WHAT TO DO:
Filter out everything except lines holding "this".

Items from a figure collection:

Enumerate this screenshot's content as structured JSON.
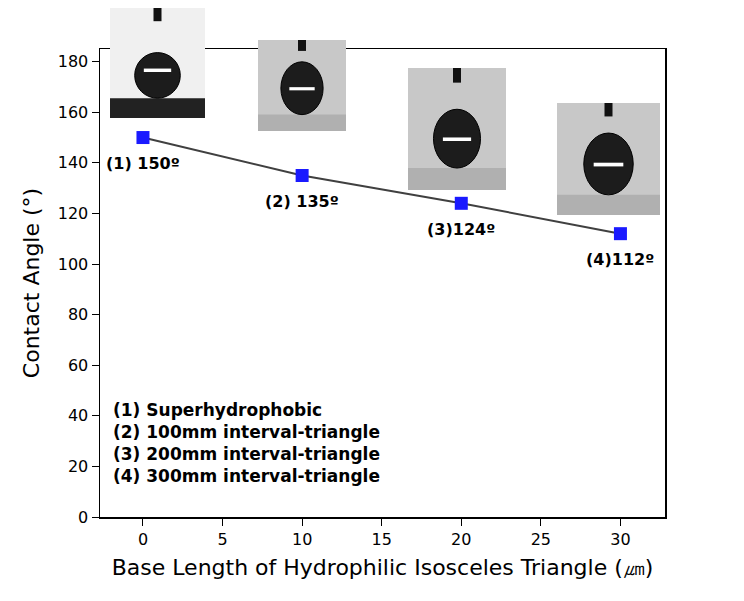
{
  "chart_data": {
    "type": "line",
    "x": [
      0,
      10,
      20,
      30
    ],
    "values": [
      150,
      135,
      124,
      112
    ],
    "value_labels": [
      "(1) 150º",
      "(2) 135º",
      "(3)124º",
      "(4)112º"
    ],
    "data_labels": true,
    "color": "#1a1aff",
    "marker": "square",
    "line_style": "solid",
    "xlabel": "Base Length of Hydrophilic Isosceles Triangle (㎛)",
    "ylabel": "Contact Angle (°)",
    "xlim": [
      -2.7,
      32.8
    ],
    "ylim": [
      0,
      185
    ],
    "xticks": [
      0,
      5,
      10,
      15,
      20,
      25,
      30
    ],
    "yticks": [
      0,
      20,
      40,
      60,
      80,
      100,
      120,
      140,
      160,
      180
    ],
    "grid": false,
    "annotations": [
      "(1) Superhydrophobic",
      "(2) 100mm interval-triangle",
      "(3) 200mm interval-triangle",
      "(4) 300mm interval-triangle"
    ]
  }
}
...
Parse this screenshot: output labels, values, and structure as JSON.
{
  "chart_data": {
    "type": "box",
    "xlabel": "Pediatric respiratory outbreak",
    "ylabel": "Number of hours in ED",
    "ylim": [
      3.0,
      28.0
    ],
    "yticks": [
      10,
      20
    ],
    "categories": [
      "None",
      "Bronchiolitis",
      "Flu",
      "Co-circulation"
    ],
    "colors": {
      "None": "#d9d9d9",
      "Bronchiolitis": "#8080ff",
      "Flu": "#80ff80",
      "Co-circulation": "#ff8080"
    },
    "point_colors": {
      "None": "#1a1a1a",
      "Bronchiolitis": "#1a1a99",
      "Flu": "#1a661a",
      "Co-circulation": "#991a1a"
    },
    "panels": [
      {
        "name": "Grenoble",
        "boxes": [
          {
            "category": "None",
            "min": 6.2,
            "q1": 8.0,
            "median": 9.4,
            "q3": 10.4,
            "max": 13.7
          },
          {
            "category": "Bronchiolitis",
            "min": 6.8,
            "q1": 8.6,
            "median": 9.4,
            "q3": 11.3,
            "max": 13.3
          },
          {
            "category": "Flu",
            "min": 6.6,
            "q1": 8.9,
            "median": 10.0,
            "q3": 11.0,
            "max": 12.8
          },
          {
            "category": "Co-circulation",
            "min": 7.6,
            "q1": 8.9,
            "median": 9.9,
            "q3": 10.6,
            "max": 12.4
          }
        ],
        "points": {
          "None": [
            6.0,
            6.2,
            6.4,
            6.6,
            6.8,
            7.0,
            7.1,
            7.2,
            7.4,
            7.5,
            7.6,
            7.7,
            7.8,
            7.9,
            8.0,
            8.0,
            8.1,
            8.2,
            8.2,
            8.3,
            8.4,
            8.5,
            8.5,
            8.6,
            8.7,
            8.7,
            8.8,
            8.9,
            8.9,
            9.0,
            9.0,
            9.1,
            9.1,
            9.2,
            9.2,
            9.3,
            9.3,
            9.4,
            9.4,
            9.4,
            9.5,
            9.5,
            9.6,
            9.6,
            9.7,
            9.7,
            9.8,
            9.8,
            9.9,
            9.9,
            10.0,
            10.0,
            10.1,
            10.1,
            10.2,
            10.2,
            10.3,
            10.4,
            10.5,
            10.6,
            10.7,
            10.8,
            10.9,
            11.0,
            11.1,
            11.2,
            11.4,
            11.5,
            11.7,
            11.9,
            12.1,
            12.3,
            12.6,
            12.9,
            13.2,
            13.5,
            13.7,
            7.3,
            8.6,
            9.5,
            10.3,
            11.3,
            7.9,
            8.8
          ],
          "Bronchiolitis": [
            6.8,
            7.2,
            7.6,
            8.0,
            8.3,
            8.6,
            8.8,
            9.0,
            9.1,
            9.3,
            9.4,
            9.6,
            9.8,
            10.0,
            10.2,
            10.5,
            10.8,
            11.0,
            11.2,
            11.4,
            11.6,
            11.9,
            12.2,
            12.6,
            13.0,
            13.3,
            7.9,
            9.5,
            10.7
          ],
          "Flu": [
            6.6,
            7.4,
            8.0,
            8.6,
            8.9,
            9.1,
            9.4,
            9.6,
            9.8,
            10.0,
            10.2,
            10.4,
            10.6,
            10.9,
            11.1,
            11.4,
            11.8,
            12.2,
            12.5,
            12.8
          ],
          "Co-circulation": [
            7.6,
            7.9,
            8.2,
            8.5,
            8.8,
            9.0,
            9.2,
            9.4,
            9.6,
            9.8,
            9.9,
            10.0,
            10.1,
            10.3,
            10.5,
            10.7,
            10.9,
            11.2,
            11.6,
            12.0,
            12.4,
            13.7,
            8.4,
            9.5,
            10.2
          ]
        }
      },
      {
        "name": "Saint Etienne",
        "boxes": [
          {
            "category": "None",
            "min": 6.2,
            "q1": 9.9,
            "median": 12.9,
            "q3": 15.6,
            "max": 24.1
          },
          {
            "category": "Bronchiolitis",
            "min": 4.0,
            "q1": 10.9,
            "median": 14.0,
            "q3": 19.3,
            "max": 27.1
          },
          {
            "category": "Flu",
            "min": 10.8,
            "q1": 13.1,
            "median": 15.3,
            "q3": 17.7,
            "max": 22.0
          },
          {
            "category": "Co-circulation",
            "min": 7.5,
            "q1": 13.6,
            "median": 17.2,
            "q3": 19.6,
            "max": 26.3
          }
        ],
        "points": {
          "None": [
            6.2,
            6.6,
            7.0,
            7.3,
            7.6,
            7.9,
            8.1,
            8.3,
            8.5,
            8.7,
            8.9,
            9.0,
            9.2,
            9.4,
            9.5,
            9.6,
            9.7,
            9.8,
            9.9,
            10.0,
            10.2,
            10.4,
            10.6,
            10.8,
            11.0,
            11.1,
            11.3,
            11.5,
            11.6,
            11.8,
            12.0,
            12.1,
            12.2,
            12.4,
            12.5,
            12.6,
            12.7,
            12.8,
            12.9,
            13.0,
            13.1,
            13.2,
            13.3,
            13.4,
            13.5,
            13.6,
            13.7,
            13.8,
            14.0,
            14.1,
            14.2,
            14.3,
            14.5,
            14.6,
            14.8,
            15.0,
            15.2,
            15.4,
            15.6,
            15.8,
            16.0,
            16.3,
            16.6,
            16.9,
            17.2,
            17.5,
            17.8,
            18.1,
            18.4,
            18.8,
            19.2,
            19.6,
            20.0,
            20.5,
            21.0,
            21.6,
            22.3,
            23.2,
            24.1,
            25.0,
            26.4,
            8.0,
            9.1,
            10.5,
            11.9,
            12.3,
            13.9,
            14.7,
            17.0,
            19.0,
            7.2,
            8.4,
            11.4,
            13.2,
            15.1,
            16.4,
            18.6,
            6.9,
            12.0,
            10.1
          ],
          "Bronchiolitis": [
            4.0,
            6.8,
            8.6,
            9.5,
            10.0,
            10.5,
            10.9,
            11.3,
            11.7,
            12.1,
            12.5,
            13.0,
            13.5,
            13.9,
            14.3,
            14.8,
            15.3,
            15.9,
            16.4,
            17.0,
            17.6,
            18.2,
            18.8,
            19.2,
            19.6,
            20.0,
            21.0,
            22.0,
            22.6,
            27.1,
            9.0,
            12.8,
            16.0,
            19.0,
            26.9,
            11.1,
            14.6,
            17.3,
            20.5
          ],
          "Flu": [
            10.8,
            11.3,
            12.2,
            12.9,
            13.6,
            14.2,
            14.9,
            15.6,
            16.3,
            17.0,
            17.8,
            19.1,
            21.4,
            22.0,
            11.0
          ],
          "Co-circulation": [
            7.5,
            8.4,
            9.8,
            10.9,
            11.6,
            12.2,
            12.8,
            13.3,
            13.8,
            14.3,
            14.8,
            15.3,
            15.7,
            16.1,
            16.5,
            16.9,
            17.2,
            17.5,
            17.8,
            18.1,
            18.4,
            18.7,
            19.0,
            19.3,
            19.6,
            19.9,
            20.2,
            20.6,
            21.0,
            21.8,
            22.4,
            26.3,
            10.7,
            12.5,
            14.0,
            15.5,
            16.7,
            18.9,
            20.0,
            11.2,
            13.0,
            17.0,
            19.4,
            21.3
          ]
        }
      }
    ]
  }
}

CORRECT OUTPUT:
Enumerate this screenshot's content as structured JSON.
Parse this screenshot: output labels, values, and structure as JSON.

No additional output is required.